**STATED TASK**
Wherever a line holds the string "title", copy that line.
## Start DATA FOR THE TASK
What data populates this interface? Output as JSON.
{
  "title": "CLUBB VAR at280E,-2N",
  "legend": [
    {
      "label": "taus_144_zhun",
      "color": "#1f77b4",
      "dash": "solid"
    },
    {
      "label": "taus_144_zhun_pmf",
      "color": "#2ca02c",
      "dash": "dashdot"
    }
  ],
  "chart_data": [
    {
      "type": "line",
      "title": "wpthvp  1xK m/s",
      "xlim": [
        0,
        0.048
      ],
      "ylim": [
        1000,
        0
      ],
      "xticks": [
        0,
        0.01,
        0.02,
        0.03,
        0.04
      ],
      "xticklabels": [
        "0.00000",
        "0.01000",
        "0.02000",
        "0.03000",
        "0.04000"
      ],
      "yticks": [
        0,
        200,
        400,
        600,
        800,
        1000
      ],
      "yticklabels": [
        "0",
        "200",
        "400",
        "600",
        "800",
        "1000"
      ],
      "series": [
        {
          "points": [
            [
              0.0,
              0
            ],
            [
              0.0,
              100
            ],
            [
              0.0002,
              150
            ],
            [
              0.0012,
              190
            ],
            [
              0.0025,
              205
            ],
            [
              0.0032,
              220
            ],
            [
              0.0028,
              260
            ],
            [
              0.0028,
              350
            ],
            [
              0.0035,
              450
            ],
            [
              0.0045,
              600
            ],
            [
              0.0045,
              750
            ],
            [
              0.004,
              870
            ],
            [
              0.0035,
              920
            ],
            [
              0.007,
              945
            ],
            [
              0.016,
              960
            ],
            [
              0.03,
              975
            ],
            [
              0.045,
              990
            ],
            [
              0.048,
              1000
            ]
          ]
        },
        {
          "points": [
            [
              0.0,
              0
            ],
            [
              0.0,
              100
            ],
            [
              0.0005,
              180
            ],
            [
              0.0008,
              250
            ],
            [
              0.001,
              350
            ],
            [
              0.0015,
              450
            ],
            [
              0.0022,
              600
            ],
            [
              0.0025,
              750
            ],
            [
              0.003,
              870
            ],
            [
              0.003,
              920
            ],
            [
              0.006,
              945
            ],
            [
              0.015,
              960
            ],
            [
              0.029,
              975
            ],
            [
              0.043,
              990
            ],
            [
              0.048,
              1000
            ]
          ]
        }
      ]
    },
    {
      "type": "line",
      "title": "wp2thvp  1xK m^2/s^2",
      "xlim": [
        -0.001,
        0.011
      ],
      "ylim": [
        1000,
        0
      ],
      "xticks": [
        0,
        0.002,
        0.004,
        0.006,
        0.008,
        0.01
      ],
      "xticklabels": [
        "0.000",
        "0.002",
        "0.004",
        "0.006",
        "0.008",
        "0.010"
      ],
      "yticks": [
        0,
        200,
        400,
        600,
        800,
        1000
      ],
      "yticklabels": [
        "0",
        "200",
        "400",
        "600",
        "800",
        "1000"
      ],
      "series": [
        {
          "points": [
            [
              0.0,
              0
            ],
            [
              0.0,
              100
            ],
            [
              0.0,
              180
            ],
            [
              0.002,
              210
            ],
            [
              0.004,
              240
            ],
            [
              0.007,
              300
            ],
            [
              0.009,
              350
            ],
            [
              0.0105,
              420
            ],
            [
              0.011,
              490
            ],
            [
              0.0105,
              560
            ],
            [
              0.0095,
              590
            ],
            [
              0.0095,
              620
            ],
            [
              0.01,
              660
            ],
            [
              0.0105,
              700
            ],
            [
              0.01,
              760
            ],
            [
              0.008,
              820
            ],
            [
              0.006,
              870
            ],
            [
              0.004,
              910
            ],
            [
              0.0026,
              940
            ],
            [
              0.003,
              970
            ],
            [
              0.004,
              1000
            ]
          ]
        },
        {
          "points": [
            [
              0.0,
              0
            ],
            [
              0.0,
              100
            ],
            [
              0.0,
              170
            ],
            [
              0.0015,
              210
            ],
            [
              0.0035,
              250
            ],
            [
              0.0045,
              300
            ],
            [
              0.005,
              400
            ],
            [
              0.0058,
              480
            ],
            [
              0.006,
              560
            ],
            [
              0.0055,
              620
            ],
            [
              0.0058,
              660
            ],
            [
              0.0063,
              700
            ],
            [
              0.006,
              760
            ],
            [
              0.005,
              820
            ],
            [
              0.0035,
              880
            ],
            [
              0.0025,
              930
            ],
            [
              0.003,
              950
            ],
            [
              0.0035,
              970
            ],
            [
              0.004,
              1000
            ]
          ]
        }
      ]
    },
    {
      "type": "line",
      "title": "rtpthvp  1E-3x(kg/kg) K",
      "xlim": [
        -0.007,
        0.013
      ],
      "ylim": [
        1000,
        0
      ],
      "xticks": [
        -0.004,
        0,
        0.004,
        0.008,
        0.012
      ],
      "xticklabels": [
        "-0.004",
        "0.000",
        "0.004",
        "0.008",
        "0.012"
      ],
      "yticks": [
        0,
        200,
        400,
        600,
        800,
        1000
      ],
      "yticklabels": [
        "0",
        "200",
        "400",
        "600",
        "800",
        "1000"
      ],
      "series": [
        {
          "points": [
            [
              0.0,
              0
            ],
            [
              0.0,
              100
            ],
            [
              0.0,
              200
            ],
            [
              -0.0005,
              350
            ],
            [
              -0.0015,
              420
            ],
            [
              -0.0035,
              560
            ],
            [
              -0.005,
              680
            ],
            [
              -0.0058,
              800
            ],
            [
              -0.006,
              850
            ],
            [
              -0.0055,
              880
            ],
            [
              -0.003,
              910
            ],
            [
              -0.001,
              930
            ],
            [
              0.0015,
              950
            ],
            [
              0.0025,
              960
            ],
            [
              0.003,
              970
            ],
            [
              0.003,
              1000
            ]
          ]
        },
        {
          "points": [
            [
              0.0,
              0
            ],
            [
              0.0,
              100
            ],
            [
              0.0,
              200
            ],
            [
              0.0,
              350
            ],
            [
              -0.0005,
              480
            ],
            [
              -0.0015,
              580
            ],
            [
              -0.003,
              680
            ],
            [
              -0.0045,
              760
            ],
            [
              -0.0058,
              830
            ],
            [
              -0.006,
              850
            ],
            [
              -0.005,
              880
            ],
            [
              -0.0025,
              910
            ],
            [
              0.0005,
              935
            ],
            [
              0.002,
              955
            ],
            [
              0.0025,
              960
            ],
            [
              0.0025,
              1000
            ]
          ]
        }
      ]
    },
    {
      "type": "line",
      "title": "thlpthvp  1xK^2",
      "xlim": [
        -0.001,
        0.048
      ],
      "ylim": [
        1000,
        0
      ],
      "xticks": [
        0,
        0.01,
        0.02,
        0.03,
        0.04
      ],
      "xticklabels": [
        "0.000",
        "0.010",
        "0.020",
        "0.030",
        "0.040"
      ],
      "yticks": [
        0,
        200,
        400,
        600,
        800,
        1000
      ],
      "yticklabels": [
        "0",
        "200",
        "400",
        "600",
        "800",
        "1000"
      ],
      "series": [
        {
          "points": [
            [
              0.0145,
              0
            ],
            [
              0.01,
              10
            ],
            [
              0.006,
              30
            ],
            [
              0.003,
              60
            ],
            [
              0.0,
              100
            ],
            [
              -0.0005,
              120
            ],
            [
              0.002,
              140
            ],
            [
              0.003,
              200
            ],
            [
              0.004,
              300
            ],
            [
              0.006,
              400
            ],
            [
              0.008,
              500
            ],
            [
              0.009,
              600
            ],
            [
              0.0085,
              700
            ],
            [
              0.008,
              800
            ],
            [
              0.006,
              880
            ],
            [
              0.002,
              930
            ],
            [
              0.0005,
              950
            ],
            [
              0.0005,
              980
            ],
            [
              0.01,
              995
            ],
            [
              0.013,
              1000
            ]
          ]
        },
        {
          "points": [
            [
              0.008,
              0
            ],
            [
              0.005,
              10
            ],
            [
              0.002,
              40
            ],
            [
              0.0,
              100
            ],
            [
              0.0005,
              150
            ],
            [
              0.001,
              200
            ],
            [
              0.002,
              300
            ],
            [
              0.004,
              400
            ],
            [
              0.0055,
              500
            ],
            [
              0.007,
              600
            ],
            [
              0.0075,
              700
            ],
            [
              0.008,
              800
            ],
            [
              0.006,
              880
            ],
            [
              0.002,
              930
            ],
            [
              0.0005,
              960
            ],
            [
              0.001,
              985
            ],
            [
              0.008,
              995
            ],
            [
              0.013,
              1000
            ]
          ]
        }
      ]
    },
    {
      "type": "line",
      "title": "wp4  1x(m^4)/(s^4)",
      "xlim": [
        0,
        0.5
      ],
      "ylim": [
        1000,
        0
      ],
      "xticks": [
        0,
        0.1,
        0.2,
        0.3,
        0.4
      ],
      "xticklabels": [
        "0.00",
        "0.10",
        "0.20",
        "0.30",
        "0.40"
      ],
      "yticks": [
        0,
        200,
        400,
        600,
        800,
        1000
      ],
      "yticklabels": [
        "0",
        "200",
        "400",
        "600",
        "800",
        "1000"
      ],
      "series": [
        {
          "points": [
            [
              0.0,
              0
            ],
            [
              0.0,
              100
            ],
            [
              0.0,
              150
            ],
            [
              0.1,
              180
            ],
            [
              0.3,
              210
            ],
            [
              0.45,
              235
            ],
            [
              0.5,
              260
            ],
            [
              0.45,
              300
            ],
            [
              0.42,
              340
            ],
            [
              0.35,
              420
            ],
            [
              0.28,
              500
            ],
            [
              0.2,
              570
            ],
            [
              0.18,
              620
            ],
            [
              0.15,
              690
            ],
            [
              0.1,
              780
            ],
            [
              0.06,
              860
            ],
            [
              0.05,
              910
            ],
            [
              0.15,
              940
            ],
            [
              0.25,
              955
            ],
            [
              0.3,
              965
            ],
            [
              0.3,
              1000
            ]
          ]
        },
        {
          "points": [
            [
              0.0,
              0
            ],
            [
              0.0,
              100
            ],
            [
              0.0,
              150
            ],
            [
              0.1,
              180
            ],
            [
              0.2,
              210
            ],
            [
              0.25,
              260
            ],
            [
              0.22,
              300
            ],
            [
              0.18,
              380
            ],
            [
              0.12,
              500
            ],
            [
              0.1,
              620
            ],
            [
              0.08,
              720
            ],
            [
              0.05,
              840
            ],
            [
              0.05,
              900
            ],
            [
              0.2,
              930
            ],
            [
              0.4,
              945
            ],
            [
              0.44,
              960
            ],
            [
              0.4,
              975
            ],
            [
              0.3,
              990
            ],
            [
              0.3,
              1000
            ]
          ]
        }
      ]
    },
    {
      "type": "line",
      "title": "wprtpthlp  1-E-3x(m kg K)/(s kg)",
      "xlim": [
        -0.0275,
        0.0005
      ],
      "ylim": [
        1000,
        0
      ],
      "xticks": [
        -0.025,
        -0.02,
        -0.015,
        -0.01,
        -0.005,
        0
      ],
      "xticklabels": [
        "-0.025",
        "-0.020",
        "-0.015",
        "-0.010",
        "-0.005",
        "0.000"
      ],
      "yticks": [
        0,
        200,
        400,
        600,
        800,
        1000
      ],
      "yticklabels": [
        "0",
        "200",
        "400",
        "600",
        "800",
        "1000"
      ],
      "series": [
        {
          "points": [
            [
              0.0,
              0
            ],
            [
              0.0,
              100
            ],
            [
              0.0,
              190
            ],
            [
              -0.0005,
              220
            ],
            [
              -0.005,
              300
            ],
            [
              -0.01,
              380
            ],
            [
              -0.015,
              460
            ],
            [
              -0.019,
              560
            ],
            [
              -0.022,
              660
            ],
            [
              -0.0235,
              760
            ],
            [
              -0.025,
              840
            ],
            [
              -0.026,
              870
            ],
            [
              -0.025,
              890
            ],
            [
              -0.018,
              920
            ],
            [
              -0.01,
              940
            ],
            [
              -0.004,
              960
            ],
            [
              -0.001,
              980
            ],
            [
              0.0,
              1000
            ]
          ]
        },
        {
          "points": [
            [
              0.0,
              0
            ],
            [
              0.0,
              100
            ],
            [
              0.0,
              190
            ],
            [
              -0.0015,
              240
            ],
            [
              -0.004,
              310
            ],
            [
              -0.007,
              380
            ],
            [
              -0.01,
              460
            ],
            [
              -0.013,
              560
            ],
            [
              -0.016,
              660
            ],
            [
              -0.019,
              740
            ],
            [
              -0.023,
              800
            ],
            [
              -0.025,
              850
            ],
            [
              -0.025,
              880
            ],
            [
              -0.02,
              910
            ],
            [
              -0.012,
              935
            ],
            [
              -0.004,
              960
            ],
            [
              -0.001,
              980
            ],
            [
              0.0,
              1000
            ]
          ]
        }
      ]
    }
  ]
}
## End DATA FOR THE TASK
**RESPONSE TO THIS EXERCISE**
  "title": "CLUBB VAR at280E,-2N",
      "title": "wpthvp  1xK m/s",
      "title": "wp2thvp  1xK m^2/s^2",
      "title": "rtpthvp  1E-3x(kg/kg) K",
      "title": "thlpthvp  1xK^2",
      "title": "wp4  1x(m^4)/(s^4)",
      "title": "wprtpthlp  1-E-3x(m kg K)/(s kg)",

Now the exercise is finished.